▸ **Problem**
Search the records for the word "seconds" and pick out every line that has it.

Data records
* * * * *

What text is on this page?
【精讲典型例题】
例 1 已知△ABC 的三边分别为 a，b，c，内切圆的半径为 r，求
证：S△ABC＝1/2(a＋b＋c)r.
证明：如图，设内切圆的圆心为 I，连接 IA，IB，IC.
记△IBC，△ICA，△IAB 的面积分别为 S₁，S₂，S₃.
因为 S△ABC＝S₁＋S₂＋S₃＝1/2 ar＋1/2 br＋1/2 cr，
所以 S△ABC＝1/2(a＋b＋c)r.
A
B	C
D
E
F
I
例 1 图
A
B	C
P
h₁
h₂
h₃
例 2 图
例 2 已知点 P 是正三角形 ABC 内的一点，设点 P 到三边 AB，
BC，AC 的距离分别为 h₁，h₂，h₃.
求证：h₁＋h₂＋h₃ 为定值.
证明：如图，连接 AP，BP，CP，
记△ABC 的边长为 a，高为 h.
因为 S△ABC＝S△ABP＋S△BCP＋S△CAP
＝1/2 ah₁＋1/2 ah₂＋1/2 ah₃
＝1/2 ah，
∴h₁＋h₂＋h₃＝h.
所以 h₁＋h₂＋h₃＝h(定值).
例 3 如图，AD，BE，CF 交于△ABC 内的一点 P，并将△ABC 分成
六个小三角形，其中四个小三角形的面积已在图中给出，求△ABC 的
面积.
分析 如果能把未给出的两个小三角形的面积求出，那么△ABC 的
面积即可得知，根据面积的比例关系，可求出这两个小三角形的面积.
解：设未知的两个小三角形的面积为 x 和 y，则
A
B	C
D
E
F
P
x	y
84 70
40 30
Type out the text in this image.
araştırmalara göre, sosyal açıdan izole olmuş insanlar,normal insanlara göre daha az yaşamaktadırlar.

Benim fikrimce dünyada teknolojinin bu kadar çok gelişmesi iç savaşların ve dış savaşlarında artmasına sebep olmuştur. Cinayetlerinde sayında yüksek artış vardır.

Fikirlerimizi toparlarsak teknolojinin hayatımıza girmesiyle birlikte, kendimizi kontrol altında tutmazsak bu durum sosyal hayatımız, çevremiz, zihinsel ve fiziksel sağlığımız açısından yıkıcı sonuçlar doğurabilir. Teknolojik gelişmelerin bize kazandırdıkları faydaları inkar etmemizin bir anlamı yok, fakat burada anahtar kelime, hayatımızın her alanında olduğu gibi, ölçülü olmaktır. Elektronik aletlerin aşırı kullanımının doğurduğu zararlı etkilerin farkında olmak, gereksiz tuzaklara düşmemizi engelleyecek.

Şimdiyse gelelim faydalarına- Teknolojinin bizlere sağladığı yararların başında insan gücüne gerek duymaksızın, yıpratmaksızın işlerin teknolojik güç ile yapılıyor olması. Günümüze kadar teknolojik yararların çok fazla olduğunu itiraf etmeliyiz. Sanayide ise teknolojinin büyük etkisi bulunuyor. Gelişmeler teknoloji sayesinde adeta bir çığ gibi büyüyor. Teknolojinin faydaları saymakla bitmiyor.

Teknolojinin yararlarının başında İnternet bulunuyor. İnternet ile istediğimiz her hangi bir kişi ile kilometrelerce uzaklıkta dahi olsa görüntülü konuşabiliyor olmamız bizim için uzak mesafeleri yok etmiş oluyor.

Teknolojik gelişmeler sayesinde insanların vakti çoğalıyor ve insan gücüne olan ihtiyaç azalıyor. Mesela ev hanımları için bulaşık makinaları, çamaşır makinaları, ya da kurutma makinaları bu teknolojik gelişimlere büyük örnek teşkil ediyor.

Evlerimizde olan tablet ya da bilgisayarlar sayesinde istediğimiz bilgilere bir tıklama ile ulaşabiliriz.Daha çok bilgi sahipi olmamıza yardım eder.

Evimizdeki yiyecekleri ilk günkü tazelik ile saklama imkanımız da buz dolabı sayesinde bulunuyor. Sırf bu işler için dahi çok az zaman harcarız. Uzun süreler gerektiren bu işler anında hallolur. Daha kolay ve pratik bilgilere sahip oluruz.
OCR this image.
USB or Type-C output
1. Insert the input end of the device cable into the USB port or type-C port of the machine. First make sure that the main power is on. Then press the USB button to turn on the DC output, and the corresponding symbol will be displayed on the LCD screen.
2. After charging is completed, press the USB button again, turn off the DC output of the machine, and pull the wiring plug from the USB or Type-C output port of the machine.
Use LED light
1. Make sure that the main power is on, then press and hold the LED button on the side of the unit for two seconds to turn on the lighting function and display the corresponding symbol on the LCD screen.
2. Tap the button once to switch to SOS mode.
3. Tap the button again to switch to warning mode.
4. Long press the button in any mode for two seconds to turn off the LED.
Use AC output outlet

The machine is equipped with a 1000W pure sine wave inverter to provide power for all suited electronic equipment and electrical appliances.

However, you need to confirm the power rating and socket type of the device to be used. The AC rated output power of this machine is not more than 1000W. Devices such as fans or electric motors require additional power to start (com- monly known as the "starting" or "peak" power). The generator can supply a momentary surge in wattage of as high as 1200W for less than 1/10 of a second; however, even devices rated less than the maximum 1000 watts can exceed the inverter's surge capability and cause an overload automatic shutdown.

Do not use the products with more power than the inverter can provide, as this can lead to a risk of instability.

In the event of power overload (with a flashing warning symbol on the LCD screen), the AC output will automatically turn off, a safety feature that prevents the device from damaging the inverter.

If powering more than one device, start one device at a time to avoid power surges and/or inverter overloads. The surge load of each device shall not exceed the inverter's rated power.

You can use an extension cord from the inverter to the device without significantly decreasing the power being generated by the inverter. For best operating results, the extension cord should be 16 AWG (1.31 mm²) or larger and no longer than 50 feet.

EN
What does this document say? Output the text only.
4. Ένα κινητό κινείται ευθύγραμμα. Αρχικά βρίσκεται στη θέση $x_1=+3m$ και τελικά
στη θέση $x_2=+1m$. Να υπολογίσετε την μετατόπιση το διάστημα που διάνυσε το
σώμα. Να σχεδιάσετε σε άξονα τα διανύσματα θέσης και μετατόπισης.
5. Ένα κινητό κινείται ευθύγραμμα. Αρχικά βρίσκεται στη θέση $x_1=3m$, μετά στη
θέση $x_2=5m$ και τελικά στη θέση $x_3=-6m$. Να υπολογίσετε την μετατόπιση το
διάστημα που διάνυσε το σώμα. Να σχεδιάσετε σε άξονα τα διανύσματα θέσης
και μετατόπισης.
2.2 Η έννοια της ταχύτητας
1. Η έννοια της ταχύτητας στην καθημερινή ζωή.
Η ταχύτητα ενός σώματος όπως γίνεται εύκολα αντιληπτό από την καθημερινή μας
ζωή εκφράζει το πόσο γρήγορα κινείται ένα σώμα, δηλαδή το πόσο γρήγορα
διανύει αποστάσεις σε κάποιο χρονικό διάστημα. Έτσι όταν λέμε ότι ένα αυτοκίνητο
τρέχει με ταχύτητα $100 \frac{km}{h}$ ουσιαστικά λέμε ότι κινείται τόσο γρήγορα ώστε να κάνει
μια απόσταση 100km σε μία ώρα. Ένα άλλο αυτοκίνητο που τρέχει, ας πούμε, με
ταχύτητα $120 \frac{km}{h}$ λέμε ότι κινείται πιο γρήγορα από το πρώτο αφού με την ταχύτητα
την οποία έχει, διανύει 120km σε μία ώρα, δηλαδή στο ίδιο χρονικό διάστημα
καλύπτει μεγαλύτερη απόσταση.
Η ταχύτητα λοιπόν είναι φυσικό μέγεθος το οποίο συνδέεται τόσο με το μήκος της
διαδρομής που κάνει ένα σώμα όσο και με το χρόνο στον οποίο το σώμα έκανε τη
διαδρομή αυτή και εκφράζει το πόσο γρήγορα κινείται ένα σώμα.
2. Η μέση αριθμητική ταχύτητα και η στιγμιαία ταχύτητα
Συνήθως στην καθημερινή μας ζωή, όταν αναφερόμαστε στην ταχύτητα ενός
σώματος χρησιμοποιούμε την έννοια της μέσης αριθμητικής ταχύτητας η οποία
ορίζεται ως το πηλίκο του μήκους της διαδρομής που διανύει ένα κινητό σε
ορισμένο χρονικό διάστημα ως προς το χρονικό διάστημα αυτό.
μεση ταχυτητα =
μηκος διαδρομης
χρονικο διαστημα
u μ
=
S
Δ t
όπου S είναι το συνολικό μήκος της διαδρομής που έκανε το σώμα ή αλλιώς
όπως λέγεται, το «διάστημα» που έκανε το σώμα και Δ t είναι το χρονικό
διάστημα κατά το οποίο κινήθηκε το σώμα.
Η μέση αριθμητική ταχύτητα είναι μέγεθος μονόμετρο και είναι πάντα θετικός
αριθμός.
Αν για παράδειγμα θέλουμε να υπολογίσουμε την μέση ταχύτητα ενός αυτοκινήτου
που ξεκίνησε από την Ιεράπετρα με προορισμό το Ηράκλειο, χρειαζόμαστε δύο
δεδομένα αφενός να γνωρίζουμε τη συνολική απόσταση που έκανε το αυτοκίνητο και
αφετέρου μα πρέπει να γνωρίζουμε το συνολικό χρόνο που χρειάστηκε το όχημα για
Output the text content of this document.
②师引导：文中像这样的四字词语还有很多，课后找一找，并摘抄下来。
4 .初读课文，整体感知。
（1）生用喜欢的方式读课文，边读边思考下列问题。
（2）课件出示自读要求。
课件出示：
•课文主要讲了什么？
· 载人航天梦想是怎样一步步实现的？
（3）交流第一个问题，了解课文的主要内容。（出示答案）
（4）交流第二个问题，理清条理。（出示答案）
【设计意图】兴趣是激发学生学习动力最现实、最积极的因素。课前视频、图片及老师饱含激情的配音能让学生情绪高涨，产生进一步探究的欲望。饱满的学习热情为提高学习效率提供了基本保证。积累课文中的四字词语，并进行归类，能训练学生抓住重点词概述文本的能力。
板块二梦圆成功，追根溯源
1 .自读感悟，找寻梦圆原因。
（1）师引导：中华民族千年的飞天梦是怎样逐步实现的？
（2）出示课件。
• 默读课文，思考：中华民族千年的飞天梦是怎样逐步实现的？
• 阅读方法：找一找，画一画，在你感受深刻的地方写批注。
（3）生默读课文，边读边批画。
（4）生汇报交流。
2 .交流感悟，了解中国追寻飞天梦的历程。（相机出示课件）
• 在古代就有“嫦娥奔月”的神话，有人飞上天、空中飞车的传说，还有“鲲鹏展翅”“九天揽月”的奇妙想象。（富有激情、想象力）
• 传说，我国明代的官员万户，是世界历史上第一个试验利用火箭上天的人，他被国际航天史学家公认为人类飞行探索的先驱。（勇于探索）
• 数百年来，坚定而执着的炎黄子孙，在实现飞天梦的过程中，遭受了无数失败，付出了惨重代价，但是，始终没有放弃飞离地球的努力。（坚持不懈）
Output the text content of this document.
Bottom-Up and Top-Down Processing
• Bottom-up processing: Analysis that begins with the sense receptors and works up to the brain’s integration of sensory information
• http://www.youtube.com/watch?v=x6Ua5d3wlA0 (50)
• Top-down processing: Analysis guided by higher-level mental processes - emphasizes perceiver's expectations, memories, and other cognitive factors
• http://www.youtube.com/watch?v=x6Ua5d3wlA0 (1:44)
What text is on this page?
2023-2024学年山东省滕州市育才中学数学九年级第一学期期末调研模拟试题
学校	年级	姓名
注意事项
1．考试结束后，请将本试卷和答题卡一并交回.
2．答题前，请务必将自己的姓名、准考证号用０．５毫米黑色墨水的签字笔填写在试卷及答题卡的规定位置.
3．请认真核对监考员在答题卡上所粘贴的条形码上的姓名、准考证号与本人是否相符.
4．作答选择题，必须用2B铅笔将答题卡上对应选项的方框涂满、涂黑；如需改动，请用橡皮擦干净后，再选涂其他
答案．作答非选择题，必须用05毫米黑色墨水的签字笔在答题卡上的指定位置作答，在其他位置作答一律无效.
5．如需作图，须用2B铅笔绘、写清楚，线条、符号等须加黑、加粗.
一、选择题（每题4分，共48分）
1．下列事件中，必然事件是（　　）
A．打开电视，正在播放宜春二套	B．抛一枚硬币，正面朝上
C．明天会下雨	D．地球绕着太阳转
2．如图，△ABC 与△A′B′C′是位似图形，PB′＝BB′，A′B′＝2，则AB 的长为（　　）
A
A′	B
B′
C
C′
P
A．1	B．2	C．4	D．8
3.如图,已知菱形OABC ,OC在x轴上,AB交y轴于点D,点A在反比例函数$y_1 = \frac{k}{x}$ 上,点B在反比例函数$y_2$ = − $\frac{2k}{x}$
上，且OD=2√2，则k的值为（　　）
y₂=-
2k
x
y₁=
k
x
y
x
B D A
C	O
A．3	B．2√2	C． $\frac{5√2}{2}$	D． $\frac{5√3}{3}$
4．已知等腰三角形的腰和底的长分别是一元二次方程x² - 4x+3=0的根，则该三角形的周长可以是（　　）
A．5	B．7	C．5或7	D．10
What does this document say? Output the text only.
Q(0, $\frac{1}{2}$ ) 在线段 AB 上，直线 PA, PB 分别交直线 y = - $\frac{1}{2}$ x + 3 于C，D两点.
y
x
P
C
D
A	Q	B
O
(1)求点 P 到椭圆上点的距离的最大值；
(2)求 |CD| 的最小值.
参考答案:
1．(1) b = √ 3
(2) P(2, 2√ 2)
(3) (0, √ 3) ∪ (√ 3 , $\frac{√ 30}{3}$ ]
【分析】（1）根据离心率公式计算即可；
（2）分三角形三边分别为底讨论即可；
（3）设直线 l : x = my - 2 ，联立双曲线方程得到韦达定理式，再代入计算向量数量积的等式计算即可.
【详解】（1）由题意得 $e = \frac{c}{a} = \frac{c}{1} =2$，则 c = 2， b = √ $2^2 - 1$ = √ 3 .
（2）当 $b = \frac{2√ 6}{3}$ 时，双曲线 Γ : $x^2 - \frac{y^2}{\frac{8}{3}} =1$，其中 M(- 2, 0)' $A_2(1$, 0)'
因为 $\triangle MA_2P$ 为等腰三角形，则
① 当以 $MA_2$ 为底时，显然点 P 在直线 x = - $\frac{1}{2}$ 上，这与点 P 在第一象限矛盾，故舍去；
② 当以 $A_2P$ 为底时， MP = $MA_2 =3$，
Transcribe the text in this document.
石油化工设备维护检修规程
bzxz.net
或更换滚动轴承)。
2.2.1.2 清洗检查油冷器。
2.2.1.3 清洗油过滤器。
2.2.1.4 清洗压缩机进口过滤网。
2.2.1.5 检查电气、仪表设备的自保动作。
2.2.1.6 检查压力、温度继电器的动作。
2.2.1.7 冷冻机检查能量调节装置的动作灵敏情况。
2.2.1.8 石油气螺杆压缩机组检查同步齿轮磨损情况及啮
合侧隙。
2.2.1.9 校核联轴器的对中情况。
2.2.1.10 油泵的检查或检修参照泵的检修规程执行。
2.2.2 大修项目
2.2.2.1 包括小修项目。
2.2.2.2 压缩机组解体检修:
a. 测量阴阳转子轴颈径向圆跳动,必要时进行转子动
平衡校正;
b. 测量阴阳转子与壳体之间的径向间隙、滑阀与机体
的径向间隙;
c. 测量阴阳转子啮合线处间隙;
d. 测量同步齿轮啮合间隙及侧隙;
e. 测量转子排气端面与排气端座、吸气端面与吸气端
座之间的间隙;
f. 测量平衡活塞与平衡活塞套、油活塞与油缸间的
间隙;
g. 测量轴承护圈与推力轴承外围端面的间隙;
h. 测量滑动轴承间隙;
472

* * * * *

▸ **Final answer**
1. Make sure that the main power is on, then press and hold the LED button on the side of the unit for two seconds to turn on the lighting function and display the corresponding symbol on the LCD screen.
4. Long press the button in any mode for two seconds to turn off the LED.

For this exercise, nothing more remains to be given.